+++ DATASET EXCERPTS

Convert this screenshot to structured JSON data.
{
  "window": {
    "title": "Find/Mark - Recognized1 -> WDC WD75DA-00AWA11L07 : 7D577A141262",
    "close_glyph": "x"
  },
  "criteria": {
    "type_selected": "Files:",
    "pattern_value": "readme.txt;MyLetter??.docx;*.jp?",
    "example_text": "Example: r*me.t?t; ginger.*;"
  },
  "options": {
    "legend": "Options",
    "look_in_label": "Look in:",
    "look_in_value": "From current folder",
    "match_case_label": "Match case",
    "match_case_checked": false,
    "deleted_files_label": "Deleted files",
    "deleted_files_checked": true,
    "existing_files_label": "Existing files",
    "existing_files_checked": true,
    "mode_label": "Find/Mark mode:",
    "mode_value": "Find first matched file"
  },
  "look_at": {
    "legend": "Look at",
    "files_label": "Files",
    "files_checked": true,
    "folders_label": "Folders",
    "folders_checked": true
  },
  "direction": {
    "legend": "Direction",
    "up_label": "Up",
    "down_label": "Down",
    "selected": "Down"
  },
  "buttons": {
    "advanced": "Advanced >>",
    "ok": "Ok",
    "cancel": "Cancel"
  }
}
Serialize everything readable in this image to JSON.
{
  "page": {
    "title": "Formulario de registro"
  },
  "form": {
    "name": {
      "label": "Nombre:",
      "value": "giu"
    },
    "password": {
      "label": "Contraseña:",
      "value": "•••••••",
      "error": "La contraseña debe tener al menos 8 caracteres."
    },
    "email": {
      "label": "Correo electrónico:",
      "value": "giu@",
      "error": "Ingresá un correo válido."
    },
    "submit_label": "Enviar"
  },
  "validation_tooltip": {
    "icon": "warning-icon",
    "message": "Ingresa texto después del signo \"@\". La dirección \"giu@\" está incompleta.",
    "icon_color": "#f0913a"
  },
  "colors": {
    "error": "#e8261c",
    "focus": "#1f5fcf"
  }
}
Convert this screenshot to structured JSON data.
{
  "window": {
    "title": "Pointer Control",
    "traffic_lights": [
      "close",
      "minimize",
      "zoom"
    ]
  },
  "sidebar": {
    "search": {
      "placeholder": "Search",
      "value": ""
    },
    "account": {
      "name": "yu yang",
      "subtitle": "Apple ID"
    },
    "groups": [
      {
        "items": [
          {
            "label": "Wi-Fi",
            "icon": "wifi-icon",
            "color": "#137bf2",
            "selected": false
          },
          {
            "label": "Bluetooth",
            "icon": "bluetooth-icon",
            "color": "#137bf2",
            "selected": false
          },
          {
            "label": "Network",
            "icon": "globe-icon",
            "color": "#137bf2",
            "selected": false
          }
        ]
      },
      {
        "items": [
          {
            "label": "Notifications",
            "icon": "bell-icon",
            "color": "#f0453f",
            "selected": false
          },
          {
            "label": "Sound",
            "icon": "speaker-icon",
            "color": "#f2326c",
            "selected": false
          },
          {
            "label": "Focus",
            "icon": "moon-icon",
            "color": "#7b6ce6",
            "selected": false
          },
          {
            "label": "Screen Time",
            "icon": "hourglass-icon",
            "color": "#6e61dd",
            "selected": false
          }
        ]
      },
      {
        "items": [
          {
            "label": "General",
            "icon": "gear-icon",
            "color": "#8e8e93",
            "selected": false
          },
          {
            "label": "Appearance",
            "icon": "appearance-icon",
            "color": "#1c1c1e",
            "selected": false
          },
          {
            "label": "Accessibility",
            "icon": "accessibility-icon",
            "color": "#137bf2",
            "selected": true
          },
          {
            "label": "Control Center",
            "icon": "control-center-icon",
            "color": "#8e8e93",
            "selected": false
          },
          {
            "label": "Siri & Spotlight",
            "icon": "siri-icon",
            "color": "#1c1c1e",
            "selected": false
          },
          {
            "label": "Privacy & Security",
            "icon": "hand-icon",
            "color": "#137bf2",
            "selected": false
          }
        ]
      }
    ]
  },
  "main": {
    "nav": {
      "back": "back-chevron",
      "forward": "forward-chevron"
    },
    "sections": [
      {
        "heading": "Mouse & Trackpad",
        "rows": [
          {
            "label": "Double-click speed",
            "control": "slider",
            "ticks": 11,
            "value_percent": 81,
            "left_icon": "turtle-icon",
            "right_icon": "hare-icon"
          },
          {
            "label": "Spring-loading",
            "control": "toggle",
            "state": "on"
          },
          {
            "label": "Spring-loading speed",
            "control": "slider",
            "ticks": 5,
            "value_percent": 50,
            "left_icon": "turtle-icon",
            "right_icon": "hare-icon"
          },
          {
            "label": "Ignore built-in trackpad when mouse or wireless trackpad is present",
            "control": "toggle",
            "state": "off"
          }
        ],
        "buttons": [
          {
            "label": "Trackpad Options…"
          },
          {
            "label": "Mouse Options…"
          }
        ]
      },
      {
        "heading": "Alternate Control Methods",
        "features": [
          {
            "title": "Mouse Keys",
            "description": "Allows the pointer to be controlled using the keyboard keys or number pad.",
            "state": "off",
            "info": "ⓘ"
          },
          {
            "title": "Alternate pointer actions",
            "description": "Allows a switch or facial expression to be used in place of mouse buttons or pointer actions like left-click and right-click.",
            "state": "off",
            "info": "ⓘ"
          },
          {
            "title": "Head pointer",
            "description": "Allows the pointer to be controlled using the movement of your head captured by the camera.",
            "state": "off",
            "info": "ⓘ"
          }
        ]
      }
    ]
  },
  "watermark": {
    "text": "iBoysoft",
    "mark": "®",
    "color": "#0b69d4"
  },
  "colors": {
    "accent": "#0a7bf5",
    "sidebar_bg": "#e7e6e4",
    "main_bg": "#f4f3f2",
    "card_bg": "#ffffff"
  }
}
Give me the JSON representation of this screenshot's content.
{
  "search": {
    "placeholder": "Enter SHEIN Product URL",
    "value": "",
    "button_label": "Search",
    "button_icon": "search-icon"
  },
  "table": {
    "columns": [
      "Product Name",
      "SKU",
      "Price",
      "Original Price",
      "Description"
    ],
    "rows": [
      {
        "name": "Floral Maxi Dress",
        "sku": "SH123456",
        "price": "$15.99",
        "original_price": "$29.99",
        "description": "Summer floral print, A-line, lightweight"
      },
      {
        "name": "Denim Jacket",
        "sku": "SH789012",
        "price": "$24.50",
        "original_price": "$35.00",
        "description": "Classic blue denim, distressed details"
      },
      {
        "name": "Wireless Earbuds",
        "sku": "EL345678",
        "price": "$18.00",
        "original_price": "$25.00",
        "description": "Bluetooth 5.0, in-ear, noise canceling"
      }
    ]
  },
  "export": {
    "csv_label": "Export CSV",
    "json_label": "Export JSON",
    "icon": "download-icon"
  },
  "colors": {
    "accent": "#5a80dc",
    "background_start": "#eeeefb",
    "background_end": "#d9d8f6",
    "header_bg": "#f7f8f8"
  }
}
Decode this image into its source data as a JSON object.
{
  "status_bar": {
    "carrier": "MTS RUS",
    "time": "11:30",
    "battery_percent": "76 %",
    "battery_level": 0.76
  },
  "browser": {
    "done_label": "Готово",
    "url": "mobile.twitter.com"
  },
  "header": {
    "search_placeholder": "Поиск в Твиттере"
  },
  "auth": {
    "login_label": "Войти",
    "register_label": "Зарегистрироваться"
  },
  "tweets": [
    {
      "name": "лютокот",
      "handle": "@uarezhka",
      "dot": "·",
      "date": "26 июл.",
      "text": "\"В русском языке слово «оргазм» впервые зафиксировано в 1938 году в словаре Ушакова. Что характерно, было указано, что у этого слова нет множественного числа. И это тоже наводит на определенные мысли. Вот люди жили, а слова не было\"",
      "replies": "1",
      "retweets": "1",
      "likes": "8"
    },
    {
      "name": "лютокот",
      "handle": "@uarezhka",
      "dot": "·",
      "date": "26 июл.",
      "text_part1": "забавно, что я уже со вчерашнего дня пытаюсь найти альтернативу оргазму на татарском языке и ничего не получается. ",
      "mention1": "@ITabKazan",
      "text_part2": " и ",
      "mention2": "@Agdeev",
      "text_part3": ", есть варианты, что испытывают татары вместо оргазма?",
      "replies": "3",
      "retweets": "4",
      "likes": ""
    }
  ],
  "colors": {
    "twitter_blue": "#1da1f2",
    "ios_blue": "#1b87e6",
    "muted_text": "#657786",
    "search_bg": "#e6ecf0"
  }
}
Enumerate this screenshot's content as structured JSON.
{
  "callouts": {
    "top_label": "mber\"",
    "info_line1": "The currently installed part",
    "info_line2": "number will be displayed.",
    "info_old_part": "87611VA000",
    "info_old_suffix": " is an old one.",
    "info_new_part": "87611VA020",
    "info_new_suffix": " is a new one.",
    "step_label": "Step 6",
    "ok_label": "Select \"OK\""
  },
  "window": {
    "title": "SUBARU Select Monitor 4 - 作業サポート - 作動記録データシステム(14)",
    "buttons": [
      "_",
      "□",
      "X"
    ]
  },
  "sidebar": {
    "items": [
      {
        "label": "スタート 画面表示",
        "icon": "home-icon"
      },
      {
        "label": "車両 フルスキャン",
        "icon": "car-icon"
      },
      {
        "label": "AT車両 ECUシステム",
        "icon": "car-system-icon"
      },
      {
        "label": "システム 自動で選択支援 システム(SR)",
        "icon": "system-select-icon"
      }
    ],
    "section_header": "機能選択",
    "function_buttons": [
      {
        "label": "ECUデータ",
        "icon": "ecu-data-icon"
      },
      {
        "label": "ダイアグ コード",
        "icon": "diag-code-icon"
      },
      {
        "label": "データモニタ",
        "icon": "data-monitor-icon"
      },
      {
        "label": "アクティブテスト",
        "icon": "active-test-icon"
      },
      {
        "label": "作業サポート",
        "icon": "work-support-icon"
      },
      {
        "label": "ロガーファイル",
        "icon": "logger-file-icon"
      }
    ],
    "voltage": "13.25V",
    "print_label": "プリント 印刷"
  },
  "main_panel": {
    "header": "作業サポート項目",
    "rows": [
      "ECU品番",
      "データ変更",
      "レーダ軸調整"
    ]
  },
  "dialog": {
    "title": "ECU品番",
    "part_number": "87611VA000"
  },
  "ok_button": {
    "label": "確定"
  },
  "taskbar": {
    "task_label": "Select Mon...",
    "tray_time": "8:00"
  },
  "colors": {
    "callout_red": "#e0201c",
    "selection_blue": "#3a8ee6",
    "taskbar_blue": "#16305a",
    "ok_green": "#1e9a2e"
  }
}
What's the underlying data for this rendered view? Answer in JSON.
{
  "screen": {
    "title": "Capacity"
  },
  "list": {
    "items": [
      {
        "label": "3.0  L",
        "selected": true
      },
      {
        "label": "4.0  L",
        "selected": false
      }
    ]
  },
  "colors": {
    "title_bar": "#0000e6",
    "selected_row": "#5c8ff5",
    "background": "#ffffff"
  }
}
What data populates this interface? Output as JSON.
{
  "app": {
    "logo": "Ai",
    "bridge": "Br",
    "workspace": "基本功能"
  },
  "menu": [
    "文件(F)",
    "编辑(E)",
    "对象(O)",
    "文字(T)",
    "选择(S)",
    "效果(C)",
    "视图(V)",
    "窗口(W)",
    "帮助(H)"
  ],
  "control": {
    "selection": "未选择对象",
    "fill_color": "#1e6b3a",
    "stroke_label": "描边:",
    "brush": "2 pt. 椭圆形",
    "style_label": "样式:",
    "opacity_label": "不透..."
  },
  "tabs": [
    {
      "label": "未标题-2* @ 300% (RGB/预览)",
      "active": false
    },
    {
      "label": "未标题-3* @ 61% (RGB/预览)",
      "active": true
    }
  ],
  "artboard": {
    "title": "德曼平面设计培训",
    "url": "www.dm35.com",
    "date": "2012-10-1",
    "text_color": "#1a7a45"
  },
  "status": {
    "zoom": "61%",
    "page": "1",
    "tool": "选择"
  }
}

++++++

WORK TO COMPLETE:
Find the lines above that contain the word "active" and collect them.

ANSWER TO THE PROBLEM:
        "icon": "active-test-icon"
      "active": false
      "active": true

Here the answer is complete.